# Start of Dataset records

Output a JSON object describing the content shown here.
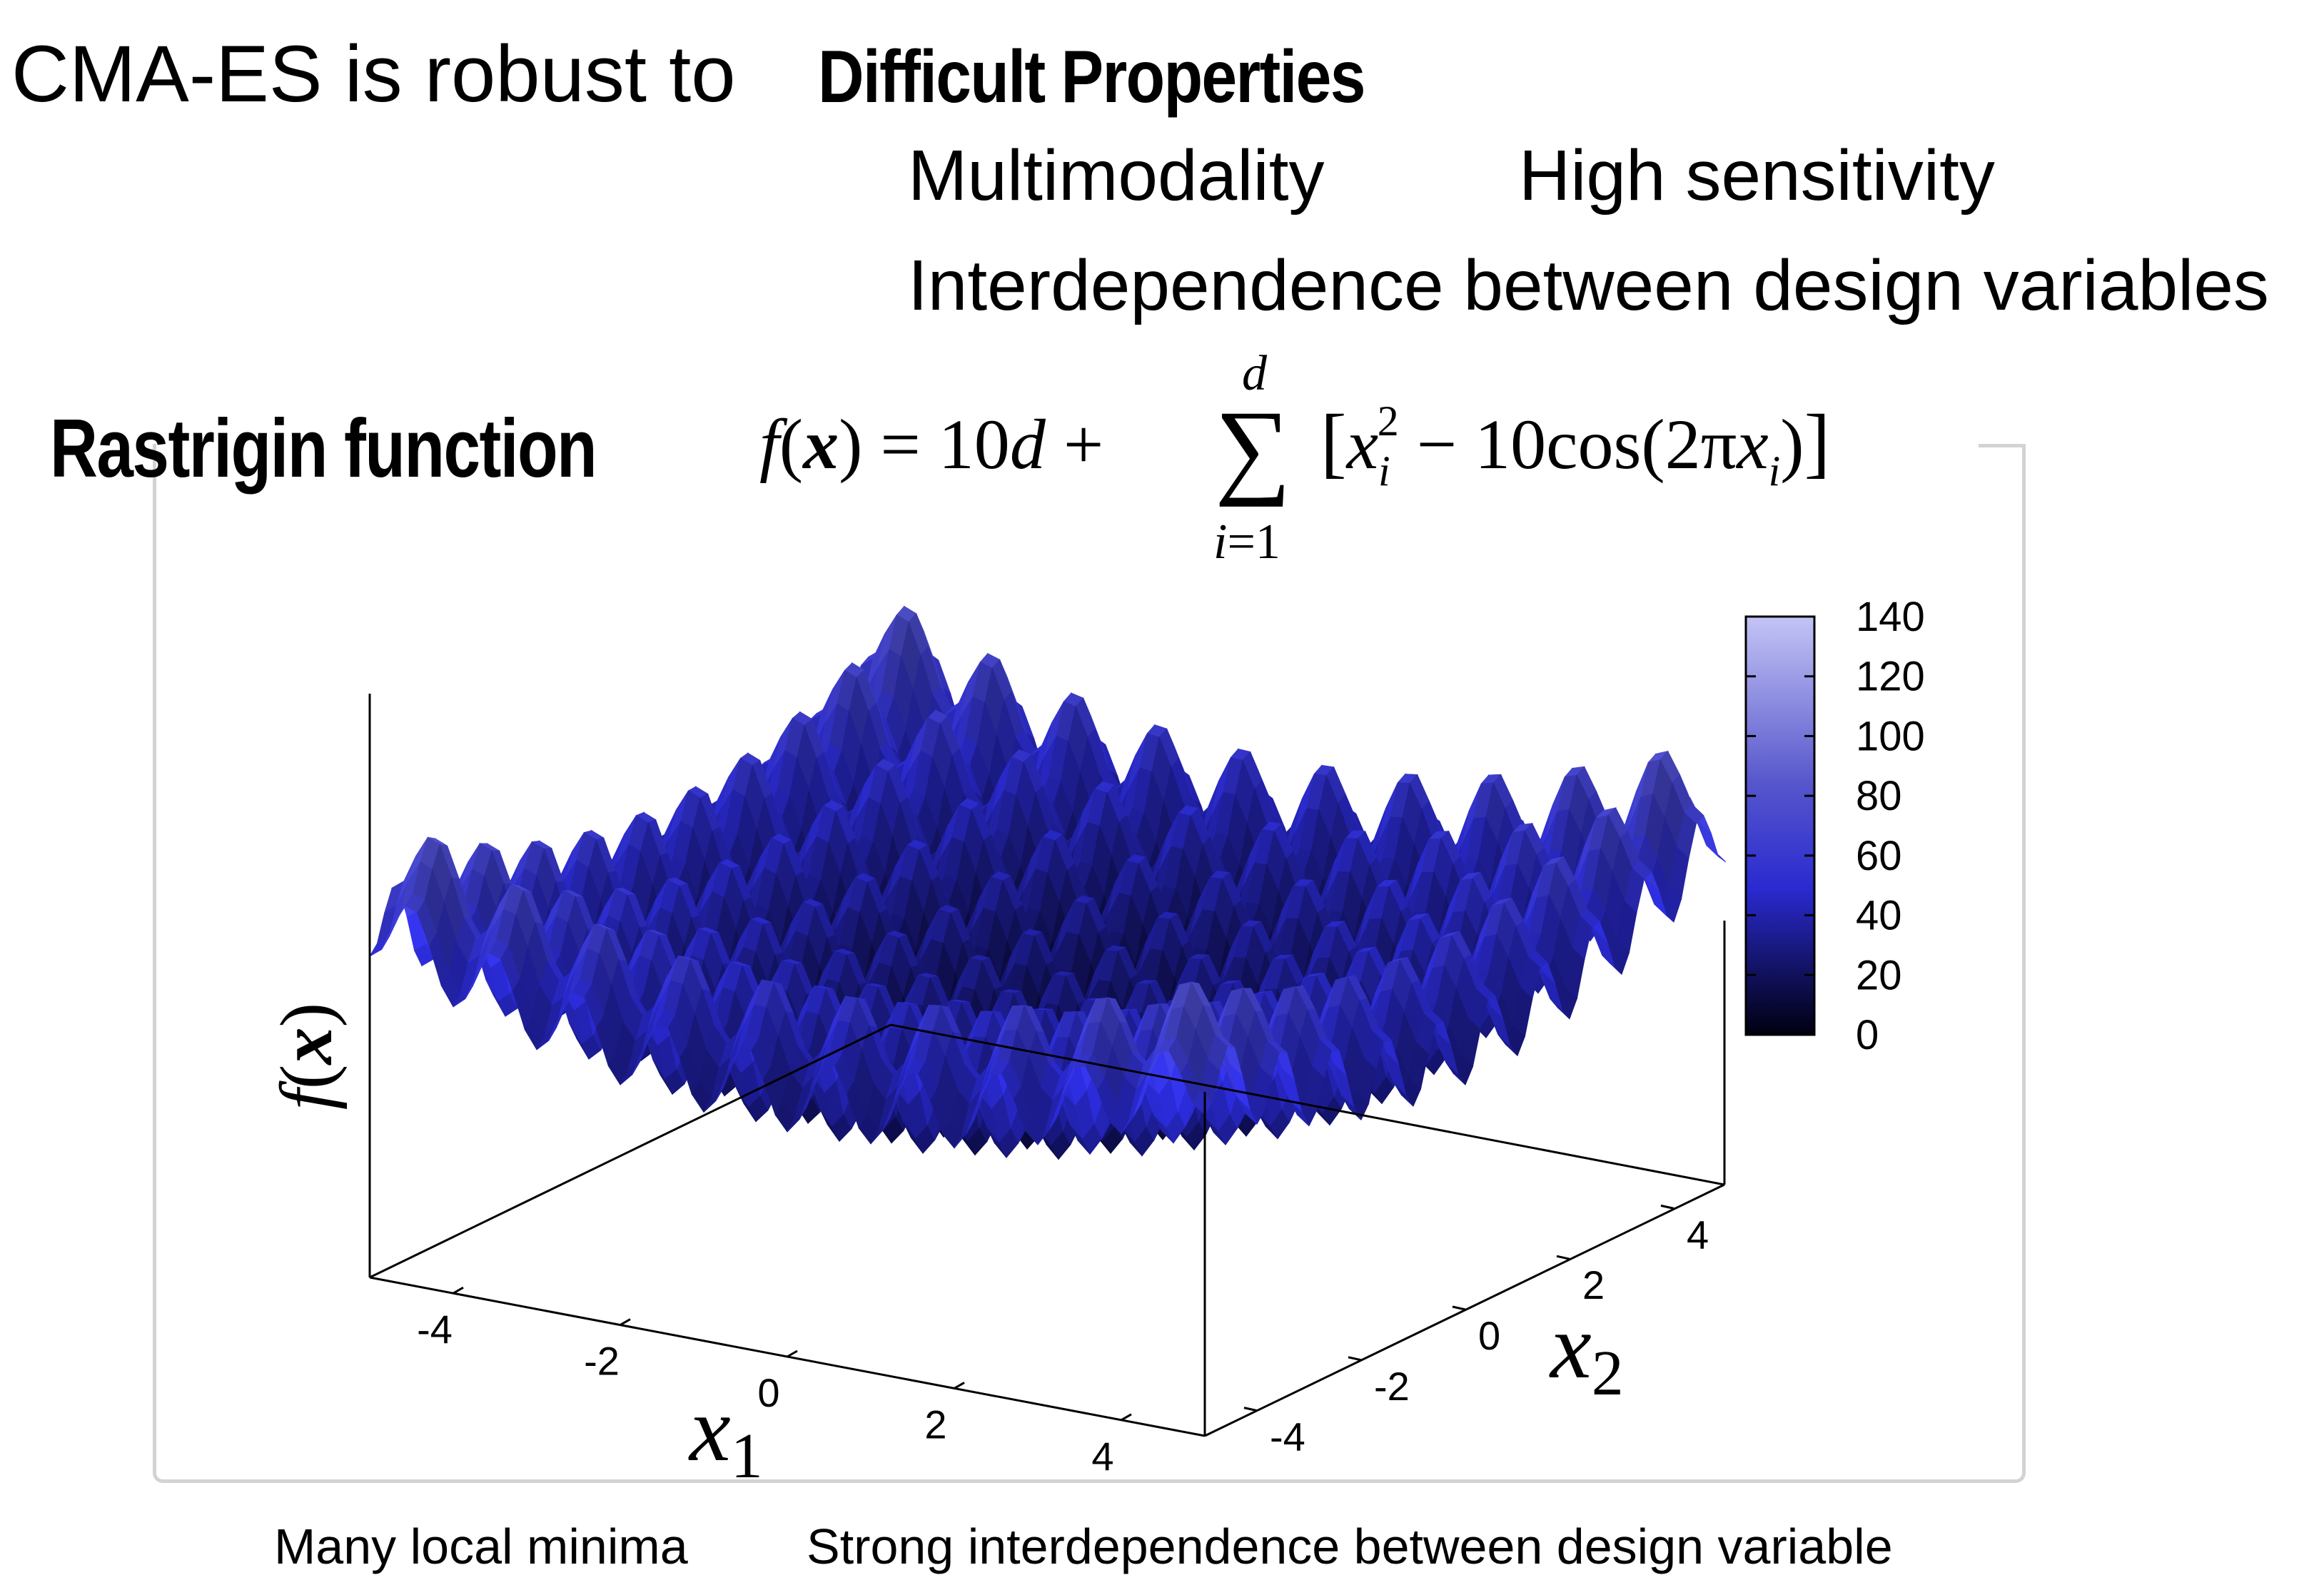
{
  "heading": {
    "lead": "CMA-ES is robust to",
    "emphasis": "Difficult Properties"
  },
  "properties": {
    "multimodality": "Multimodality",
    "sensitivity": "High sensitivity",
    "interdependence": "Interdependence between design variables"
  },
  "function_label": "Rastrigin function",
  "formula": {
    "lhs": "f(x) = 10d +",
    "sum_upper": "d",
    "sum_lower": "i=1",
    "term": "x_i^2 − 10cos(2πx_i)"
  },
  "plot": {
    "z_axis_label": "f(x)",
    "x1_label": "x",
    "x1_sub": "1",
    "x2_label": "x",
    "x2_sub": "2",
    "x1_ticks": [
      "-4",
      "-2",
      "0",
      "2",
      "4"
    ],
    "x2_ticks": [
      "-4",
      "-2",
      "0",
      "2",
      "4"
    ],
    "colorbar_ticks": [
      "140",
      "120",
      "100",
      "80",
      "60",
      "40",
      "20",
      "0"
    ],
    "colors": {
      "low": "#000010",
      "mid": "#2f2fd8",
      "high": "#c4c4f6"
    }
  },
  "captions": {
    "left": "Many local minima",
    "right": "Strong interdependence between design variable"
  }
}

# End of Dataset records

▶ _Directions_
Copy every line that includes the string "between" from the material above.

▶ _Task solution_
    "interdependence": "Interdependence between design variables"
    "right": "Strong interdependence between design variable"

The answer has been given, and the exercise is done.